## TASK
Every line below that includes "Bengals" counts toward the total. Report that total alone.
BEGIN DATA TO PROCESS
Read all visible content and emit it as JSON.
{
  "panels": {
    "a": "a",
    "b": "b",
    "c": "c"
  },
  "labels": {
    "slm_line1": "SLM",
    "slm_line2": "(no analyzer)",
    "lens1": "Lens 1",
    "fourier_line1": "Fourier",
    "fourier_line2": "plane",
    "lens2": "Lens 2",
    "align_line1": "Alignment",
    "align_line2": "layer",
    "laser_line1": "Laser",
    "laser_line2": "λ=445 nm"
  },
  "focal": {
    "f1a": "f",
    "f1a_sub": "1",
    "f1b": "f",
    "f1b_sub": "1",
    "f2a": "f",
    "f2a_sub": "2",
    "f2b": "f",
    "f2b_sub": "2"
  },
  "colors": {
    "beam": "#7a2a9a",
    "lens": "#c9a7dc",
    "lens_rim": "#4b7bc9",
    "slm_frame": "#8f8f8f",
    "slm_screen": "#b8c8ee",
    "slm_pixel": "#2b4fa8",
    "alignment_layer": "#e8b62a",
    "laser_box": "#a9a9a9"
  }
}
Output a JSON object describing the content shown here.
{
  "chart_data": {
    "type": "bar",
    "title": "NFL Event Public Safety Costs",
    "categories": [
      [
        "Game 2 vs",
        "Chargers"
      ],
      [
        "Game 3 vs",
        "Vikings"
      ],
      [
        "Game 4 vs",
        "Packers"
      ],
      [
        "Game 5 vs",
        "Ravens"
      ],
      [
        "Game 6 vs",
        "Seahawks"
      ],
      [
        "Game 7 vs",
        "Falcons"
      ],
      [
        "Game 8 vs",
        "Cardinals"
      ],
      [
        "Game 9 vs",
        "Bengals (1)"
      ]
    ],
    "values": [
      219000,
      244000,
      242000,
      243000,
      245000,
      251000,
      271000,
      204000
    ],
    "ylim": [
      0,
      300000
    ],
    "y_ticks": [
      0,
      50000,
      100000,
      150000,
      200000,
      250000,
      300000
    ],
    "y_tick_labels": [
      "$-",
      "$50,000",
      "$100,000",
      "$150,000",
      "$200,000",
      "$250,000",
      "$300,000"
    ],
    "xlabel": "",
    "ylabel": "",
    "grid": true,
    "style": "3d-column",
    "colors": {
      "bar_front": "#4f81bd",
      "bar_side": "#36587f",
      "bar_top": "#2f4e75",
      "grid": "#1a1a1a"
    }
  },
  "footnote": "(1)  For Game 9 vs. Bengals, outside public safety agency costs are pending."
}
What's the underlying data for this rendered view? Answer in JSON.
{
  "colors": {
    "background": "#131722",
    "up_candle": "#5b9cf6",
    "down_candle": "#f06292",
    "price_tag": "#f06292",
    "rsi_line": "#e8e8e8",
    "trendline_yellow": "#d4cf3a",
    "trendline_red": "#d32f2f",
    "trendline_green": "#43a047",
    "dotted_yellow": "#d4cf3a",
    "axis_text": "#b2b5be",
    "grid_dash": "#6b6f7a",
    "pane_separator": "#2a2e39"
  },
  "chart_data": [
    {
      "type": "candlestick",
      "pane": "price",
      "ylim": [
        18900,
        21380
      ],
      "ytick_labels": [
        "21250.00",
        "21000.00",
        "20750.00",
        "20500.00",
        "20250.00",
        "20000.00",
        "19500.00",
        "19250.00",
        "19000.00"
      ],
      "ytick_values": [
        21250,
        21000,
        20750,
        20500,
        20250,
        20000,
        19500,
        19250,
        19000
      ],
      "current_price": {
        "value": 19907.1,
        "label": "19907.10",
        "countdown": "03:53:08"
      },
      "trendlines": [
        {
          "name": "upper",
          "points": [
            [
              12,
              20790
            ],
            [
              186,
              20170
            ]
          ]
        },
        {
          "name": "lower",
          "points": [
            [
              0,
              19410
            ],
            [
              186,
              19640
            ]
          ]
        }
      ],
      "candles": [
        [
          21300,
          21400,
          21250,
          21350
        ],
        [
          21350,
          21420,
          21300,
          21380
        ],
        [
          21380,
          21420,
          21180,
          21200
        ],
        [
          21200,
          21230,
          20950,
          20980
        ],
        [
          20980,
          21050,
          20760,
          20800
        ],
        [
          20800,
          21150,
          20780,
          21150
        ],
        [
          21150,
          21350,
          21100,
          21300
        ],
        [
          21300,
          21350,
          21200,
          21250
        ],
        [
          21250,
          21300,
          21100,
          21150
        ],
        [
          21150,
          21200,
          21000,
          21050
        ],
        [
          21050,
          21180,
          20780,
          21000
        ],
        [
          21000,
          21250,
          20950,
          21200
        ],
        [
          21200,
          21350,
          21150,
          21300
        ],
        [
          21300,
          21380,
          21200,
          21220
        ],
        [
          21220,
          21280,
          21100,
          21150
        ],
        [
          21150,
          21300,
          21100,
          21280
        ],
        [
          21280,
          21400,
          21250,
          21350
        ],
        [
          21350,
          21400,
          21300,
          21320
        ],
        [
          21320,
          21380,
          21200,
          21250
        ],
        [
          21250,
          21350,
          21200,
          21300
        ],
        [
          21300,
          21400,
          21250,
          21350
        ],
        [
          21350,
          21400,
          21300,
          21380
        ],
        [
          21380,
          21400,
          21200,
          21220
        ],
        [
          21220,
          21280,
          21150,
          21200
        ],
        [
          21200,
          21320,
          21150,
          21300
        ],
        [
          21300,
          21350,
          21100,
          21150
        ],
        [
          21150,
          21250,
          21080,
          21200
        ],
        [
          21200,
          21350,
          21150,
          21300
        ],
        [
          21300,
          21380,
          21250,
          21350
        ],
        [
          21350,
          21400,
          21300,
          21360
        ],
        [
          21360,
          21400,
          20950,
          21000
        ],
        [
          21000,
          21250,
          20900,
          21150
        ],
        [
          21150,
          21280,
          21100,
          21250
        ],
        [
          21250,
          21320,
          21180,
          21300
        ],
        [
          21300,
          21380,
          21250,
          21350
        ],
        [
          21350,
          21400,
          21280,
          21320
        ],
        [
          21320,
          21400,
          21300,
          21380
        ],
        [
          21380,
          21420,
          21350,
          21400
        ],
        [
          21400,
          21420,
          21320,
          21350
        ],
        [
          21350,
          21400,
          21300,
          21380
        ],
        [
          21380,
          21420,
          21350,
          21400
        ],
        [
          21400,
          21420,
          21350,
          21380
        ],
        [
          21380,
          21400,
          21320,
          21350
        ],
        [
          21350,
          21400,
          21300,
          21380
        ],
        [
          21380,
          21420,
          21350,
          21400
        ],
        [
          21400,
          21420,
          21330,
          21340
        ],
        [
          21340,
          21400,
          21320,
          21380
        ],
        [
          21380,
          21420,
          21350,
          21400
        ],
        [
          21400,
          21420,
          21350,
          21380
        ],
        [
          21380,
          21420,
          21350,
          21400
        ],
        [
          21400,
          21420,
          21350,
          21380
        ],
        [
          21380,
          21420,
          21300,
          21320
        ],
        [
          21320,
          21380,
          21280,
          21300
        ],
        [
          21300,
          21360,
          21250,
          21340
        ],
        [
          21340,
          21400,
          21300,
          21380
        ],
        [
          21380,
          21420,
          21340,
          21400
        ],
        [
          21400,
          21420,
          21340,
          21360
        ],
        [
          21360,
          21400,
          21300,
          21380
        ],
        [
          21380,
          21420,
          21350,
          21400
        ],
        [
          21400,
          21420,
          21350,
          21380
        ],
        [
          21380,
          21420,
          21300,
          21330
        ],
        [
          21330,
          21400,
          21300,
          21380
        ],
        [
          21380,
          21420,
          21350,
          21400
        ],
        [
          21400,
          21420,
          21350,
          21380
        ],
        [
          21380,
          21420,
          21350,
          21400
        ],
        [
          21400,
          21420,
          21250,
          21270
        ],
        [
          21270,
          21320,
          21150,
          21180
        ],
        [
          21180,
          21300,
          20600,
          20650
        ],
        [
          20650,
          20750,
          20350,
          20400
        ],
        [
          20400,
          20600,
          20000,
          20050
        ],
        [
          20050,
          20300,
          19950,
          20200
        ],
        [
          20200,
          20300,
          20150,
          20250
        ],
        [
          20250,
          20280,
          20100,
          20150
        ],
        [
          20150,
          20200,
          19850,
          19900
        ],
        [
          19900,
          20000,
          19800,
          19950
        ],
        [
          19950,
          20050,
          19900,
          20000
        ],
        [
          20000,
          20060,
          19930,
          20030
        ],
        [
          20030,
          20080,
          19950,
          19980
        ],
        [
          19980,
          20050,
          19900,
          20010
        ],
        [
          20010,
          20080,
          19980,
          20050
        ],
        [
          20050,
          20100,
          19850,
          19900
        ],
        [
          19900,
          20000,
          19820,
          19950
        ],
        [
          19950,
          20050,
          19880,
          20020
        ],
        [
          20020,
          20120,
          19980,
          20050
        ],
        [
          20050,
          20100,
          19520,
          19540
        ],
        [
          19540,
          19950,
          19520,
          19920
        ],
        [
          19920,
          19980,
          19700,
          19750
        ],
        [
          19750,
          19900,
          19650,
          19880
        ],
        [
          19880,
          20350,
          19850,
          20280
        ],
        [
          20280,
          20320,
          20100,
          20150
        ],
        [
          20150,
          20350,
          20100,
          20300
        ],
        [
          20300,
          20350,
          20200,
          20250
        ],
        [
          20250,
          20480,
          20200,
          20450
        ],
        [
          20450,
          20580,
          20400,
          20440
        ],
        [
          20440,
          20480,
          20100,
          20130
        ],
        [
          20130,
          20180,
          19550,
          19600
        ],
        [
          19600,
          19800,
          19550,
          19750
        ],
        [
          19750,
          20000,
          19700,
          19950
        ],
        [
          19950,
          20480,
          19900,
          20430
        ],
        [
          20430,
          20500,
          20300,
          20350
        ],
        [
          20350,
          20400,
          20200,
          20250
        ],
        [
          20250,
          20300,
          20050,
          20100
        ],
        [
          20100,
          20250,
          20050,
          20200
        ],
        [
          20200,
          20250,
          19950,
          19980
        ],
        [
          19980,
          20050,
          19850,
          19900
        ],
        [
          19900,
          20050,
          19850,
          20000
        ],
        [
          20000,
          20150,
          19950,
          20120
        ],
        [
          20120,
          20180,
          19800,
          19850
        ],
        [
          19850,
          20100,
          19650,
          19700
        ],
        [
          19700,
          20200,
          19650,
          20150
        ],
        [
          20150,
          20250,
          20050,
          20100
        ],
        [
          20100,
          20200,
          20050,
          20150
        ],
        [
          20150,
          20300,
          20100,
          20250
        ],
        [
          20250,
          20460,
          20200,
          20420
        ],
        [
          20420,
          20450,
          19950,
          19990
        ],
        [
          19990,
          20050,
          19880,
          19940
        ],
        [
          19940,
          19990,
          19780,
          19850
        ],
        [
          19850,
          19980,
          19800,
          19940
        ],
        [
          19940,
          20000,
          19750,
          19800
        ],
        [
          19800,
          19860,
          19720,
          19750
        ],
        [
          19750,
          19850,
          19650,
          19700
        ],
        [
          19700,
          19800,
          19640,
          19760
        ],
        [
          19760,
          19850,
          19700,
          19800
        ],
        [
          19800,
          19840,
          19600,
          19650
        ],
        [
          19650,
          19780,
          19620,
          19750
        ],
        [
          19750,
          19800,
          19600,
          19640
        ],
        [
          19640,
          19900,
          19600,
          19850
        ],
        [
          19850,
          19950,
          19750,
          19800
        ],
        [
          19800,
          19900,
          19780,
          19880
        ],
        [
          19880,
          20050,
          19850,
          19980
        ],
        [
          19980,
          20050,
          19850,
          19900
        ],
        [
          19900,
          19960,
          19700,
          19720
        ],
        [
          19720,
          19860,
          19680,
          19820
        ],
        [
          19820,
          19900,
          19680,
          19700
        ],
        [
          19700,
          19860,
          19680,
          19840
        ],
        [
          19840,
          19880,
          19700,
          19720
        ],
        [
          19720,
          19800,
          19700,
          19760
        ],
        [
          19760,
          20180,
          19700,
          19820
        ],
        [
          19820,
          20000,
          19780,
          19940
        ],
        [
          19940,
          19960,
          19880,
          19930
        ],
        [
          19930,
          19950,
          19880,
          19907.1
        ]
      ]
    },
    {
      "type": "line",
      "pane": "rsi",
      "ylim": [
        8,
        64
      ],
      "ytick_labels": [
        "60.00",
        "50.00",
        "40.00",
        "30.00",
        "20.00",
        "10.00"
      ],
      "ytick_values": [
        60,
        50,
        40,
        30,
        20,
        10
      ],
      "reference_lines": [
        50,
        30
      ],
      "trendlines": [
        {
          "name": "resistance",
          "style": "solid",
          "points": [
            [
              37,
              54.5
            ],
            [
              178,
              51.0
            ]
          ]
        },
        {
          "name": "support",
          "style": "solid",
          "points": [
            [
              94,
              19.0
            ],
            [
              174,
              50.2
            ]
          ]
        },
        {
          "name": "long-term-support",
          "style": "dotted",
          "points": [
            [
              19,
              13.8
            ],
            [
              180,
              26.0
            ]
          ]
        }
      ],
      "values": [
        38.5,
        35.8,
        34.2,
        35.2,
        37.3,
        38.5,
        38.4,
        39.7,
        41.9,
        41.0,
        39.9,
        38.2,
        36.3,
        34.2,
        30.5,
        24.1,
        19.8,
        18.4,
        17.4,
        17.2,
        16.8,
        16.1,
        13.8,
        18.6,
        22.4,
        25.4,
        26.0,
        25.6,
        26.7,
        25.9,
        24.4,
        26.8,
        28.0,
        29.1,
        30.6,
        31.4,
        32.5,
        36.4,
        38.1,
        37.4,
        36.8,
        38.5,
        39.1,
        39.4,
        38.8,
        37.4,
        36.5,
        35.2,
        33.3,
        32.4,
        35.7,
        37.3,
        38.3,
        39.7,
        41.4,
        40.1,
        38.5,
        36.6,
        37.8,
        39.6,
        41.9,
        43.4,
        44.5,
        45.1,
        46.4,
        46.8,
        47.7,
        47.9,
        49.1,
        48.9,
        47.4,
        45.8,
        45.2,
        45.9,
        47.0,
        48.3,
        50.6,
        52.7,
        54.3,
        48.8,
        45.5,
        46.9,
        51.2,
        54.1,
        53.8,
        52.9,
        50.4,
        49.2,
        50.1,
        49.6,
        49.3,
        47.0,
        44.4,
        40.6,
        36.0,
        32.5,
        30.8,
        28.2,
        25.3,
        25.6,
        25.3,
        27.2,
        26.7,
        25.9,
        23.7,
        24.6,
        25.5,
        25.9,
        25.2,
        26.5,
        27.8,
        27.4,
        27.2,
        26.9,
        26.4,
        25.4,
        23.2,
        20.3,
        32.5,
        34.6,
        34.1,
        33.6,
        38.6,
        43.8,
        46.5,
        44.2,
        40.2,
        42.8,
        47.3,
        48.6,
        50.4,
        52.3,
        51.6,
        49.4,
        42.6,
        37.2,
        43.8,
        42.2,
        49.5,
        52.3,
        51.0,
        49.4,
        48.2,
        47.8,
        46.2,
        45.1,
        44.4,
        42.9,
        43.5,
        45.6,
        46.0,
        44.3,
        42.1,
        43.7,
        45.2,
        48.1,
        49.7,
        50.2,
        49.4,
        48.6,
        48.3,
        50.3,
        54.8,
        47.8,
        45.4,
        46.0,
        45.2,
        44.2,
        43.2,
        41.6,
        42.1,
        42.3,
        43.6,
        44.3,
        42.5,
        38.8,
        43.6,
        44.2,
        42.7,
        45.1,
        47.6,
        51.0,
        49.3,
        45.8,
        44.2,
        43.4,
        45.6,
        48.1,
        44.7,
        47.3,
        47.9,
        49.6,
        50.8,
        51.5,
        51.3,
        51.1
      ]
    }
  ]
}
END DATA TO PROCESS
## WRITTEN SOLUTION
2